### Prompt
Extract, from the records beneath this instruction, each line that contains the word "class".

### Given entries
## Start

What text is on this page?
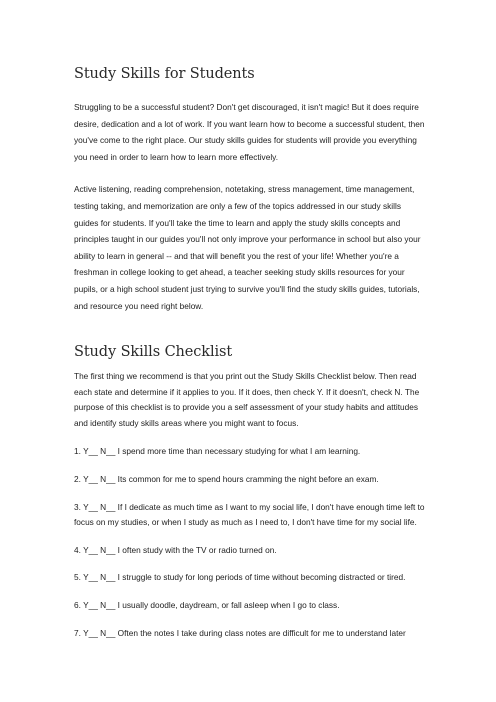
Study Skills for Students

Struggling to be a successful student? Don't get discouraged, it isn't magic! But it does require desire, dedication and a lot of work. If you want learn how to become a successful student, then you've come to the right place. Our study skills guides for students will provide you everything you need in order to learn how to learn more effectively.

Active listening, reading comprehension, notetaking, stress management, time management, testing taking, and memorization are only a few of the topics addressed in our study skills guides for students. If you'll take the time to learn and apply the study skills concepts and principles taught in our guides you'll not only improve your performance in school but also your ability to learn in general -- and that will benefit you the rest of your life! Whether you're a freshman in college looking to get ahead, a teacher seeking study skills resources for your pupils, or a high school student just trying to survive you'll find the study skills guides, tutorials, and resource you need right below.

Study Skills Checklist

The first thing we recommend is that you print out the Study Skills Checklist below. Then read each state and determine if it applies to you. If it does, then check Y. If it doesn't, check N. The purpose of this checklist is to provide you a self assessment of your study habits and attitudes and identify study skills areas where you might want to focus.

1. Y__ N__ I spend more time than necessary studying for what I am learning.

2. Y__ N__ Its common for me to spend hours cramming the night before an exam.

3. Y__ N__ If I dedicate as much time as I want to my social life, I don't have enough time left to focus on my studies, or when I study as much as I need to, I don't have time for my social life.

4. Y__ N__ I often study with the TV or radio turned on.

5. Y__ N__ I struggle to study for long periods of time without becoming distracted or tired.

6. Y__ N__ I usually doodle, daydream, or fall asleep when I go to class.

7. Y__ N__ Often the notes I take during class notes are difficult for me to understand later
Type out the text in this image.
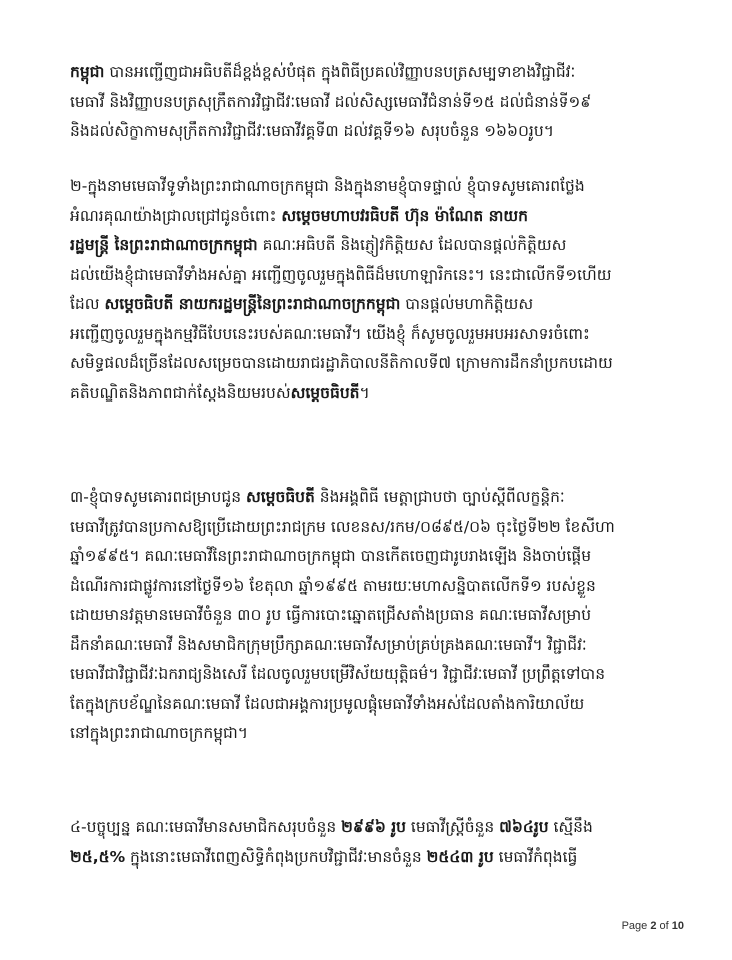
កម្ពុជា បានអញ្ជើញជាអធិបតីដ៏ខ្ពង់ខ្ពស់បំផុត ក្នុងពិធីប្រគល់វិញ្ញាបនបត្រសម្បទាខាងវិជ្ជាជីវៈ
មេធាវី និងវិញ្ញាបនបត្រសុក្រឹតការវិជ្ជាជីវៈមេធាវី ដល់សិស្សមេធាវីជំនាន់ទី១៥ ដល់ជំនាន់ទី១៩
និងដល់សិក្ខាកាមសុក្រឹតការវិជ្ជាជីវៈមេធាវីវគ្គទី៣ ដល់វគ្គទី១៦ សរុបចំនួន ១៦៦០រូប។
២-ក្នុងនាមមេធាវីទូទាំងព្រះរាជាណាចក្រកម្ពុជា និងក្នុងនាមខ្ញុំបាទផ្ទាល់ ខ្ញុំបាទសូមគោរពថ្លែង
អំណរគុណយ៉ាងជ្រាលជ្រៅជូនចំពោះ សម្ដេចមហាបវរធិបតី ហ៊ុន ម៉ាណែត នាយក
រដ្ឋមន្ត្រី នៃព្រះរាជាណាចក្រកម្ពុជា គណៈអធិបតី និងភ្ញៀវកិត្តិយស ដែលបានផ្ដល់កិត្តិយស
ដល់យើងខ្ញុំជាមេធាវីទាំងអស់គ្នា អញ្ជើញចូលរួមក្នុងពិធីដ៏មហោឡារិកនេះ។ នេះជាលើកទី១ហើយ
ដែល សម្ដេចធិបតី នាយករដ្ឋមន្ត្រីនៃព្រះរាជាណាចក្រកម្ពុជា បានផ្ដល់មហាកិត្តិយស
អញ្ជើញចូលរួមក្នុងកម្មវិធីបែបនេះរបស់គណៈមេធាវី។ យើងខ្ញុំ ក៏សូមចូលរួមអបអរសាទរចំពោះ
សមិទ្ធផលដ៏ច្រើនដែលសម្រេចបានដោយរាជរដ្ឋាភិបាលនីតិកាលទី៧ ក្រោមការដឹកនាំប្រកបដោយ
គតិបណ្ឌិតនិងភាពជាក់ស្ដែងនិយមរបស់សម្ដេចធិបតី។
៣-ខ្ញុំបាទសូមគោរពជម្រាបជូន សម្ដេចធិបតី និងអង្គពិធី មេត្តាជ្រាបថា ច្បាប់ស្ដីពីលក្ខន្តិកៈ
មេធាវីត្រូវបានប្រកាសឱ្យប្រើដោយព្រះរាជក្រម លេខនស/រកម/០៨៩៥/០៦ ចុះថ្ងៃទី២២ ខែសីហា
ឆ្នាំ១៩៩៥។ គណៈមេធាវីនៃព្រះរាជាណាចក្រកម្ពុជា បានកើតចេញជារូបរាងឡើង និងចាប់ផ្ដើម
ដំណើរការជាផ្លូវការនៅថ្ងៃទី១៦ ខែតុលា ឆ្នាំ១៩៩៥ តាមរយៈមហាសន្និបាតលើកទី១ របស់ខ្លួន
ដោយមានវត្តមានមេធាវីចំនួន ៣០ រូប ធ្វើការបោះឆ្នោតជ្រើសតាំងប្រធាន គណៈមេធាវីសម្រាប់
ដឹកនាំគណៈមេធាវី និងសមាជិកក្រុមប្រឹក្សាគណៈមេធាវីសម្រាប់គ្រប់គ្រងគណៈមេធាវី។ វិជ្ជាជីវៈ
មេធាវីជាវិជ្ជាជីវៈឯករាជ្យនិងសេរី ដែលចូលរួមបម្រើវិស័យយុត្តិធម៌។ វិជ្ជាជីវៈមេធាវី ប្រព្រឹត្តទៅបាន
តែក្នុងក្របខ័ណ្ឌនៃគណៈមេធាវី ដែលជាអង្គការប្រមូលផ្ដុំមេធាវីទាំងអស់ដែលតាំងការិយាល័យ
នៅក្នុងព្រះរាជាណាចក្រកម្ពុជា។
៤-បច្ចុប្បន្ន គណៈមេធាវីមានសមាជិកសរុបចំនួន ២៩៩៦ រូប មេធាវីស្ត្រីចំនួន ៧៦៤រូប ស្មើនឹង
២៥,៥% ក្នុងនោះមេធាវីពេញសិទ្ធិកំពុងប្រកបវិជ្ជាជីវៈមានចំនួន ២៥៤៣ រូប មេធាវីកំពុងធ្វើ
Page 2 of 10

## End

### Result
6. Y__ N__ I usually doodle, daydream, or fall asleep when I go to class.
7. Y__ N__ Often the notes I take during class notes are difficult for me to understand later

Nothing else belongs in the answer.